» DO THIS
Look for the string "biệt" in the lines and copy each line that has it.

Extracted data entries
--- START ---

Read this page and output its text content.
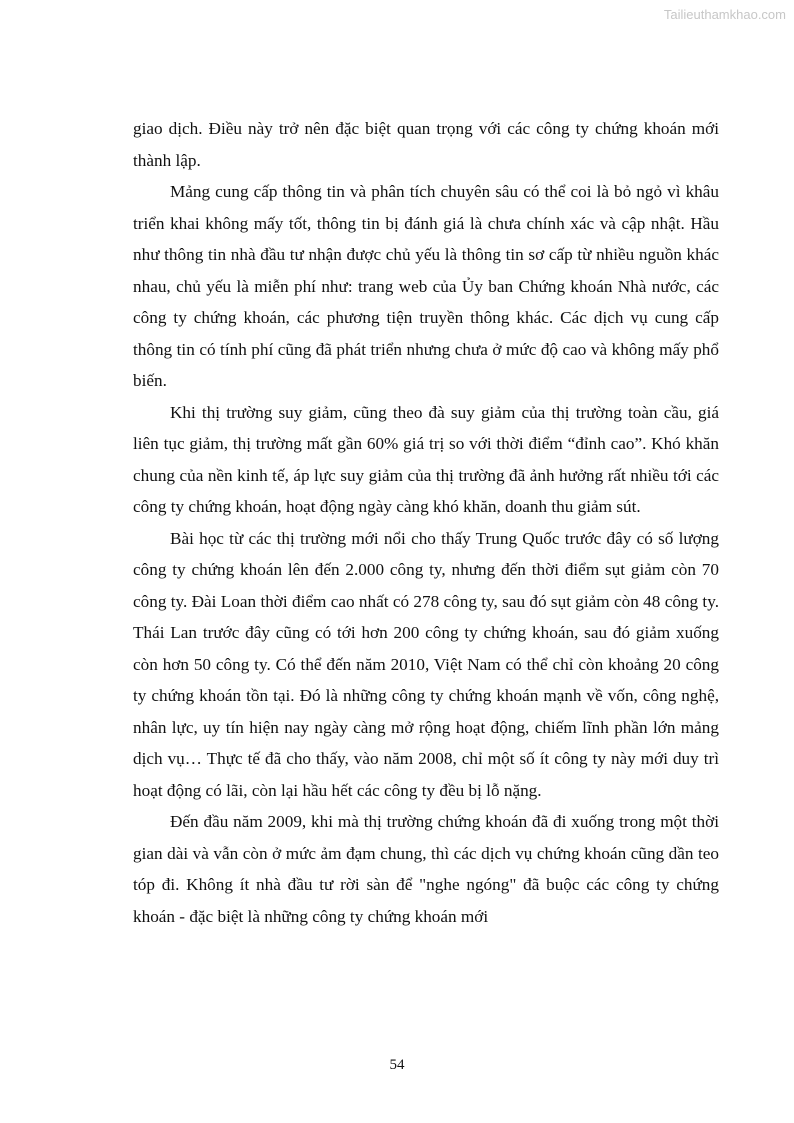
Tailieuthamkhao.com

giao dịch. Điều này trở nên đặc biệt quan trọng với các công ty chứng khoán mới thành lập.

Mảng cung cấp thông tin và phân tích chuyên sâu có thể coi là bỏ ngỏ vì khâu triển khai không mấy tốt, thông tin bị đánh giá là chưa chính xác và cập nhật. Hầu như thông tin nhà đầu tư nhận được chủ yếu là thông tin sơ cấp từ nhiều nguồn khác nhau, chủ yếu là miễn phí như: trang web của Ủy ban Chứng khoán Nhà nước, các công ty chứng khoán, các phương tiện truyền thông khác. Các dịch vụ cung cấp thông tin có tính phí cũng đã phát triển nhưng chưa ở mức độ cao và không mấy phổ biến.

Khi thị trường suy giảm, cũng theo đà suy giảm của thị trường toàn cầu, giá liên tục giảm, thị trường mất gần 60% giá trị so với thời điểm “đỉnh cao”. Khó khăn chung của nền kinh tế, áp lực suy giảm của thị trường đã ảnh hưởng rất nhiều tới các công ty chứng khoán, hoạt động ngày càng khó khăn, doanh thu giảm sút.

Bài học từ các thị trường mới nổi cho thấy Trung Quốc trước đây có số lượng công ty chứng khoán lên đến 2.000 công ty, nhưng đến thời điểm sụt giảm còn 70 công ty. Đài Loan thời điểm cao nhất có 278 công ty, sau đó sụt giảm còn 48 công ty. Thái Lan trước đây cũng có tới hơn 200 công ty chứng khoán, sau đó giảm xuống còn hơn 50 công ty. Có thể đến năm 2010, Việt Nam có thể chỉ còn khoảng 20 công ty chứng khoán tồn tại. Đó là những công ty chứng khoán mạnh về vốn, công nghệ, nhân lực, uy tín hiện nay ngày càng mở rộng hoạt động, chiếm lĩnh phần lớn mảng dịch vụ… Thực tế đã cho thấy, vào năm 2008, chỉ một số ít công ty này mới duy trì hoạt động có lãi, còn lại hầu hết các công ty đều bị lỗ nặng.

Đến đầu năm 2009, khi mà thị trường chứng khoán đã đi xuống trong một thời gian dài và vẫn còn ở mức ảm đạm chung, thì các dịch vụ chứng khoán cũng dần teo tóp đi. Không ít nhà đầu tư rời sàn để "nghe ngóng" đã buộc các công ty chứng khoán - đặc biệt là những công ty chứng khoán mới

54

--- END ---

» RESULT OF THIS EXERCISE
giao dịch. Điều này trở nên đặc biệt quan trọng với các công ty chứng khoán mới thành lập.
Đến đầu năm 2009, khi mà thị trường chứng khoán đã đi xuống trong một thời gian dài và vẫn còn ở mức ảm đạm chung, thì các dịch vụ chứng khoán cũng dần teo tóp đi. Không ít nhà đầu tư rời sàn để "nghe ngóng" đã buộc các công ty chứng khoán - đặc biệt là những công ty chứng khoán mới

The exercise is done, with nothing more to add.